Directions for this task ▸
Copy the lines that follow, keeping every character the same.

════════

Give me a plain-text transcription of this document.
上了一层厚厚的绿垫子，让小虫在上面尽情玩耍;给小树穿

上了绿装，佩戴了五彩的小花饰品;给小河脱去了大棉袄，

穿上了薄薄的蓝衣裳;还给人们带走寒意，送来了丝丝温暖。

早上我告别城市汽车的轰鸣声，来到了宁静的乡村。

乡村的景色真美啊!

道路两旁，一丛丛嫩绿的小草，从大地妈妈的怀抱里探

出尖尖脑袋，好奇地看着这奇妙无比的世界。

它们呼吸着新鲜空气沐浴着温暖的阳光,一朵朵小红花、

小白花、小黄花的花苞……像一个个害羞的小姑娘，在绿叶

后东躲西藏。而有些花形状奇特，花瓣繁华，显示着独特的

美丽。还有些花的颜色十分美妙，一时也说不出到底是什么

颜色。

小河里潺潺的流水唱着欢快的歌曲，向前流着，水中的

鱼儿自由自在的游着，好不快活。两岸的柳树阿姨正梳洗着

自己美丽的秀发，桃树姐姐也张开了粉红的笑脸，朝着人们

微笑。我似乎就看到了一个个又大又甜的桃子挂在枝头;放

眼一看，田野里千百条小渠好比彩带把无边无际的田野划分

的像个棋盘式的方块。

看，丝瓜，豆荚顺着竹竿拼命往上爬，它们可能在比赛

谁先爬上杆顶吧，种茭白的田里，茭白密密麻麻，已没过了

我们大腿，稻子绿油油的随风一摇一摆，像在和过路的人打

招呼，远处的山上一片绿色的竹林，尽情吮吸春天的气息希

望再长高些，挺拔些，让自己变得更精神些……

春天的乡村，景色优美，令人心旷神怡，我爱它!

════════

Answer to the problem ▸
Give me a plain-text transcription of this document.
上了一层厚厚的绿垫子，让小虫在上面尽情玩耍;给小树穿

上了绿装，佩戴了五彩的小花饰品;给小河脱去了大棉袄，

穿上了薄薄的蓝衣裳;还给人们带走寒意，送来了丝丝温暖。

早上我告别城市汽车的轰鸣声，来到了宁静的乡村。

乡村的景色真美啊!

道路两旁，一丛丛嫩绿的小草，从大地妈妈的怀抱里探

出尖尖脑袋，好奇地看着这奇妙无比的世界。

它们呼吸着新鲜空气沐浴着温暖的阳光,一朵朵小红花、

小白花、小黄花的花苞……像一个个害羞的小姑娘，在绿叶

后东躲西藏。而有些花形状奇特，花瓣繁华，显示着独特的

美丽。还有些花的颜色十分美妙，一时也说不出到底是什么

颜色。

小河里潺潺的流水唱着欢快的歌曲，向前流着，水中的

鱼儿自由自在的游着，好不快活。两岸的柳树阿姨正梳洗着

自己美丽的秀发，桃树姐姐也张开了粉红的笑脸，朝着人们

微笑。我似乎就看到了一个个又大又甜的桃子挂在枝头;放

眼一看，田野里千百条小渠好比彩带把无边无际的田野划分

的像个棋盘式的方块。

看，丝瓜，豆荚顺着竹竿拼命往上爬，它们可能在比赛

谁先爬上杆顶吧，种茭白的田里，茭白密密麻麻，已没过了

我们大腿，稻子绿油油的随风一摇一摆，像在和过路的人打

招呼，远处的山上一片绿色的竹林，尽情吮吸春天的气息希

望再长高些，挺拔些，让自己变得更精神些……

春天的乡村，景色优美，令人心旷神怡，我爱它!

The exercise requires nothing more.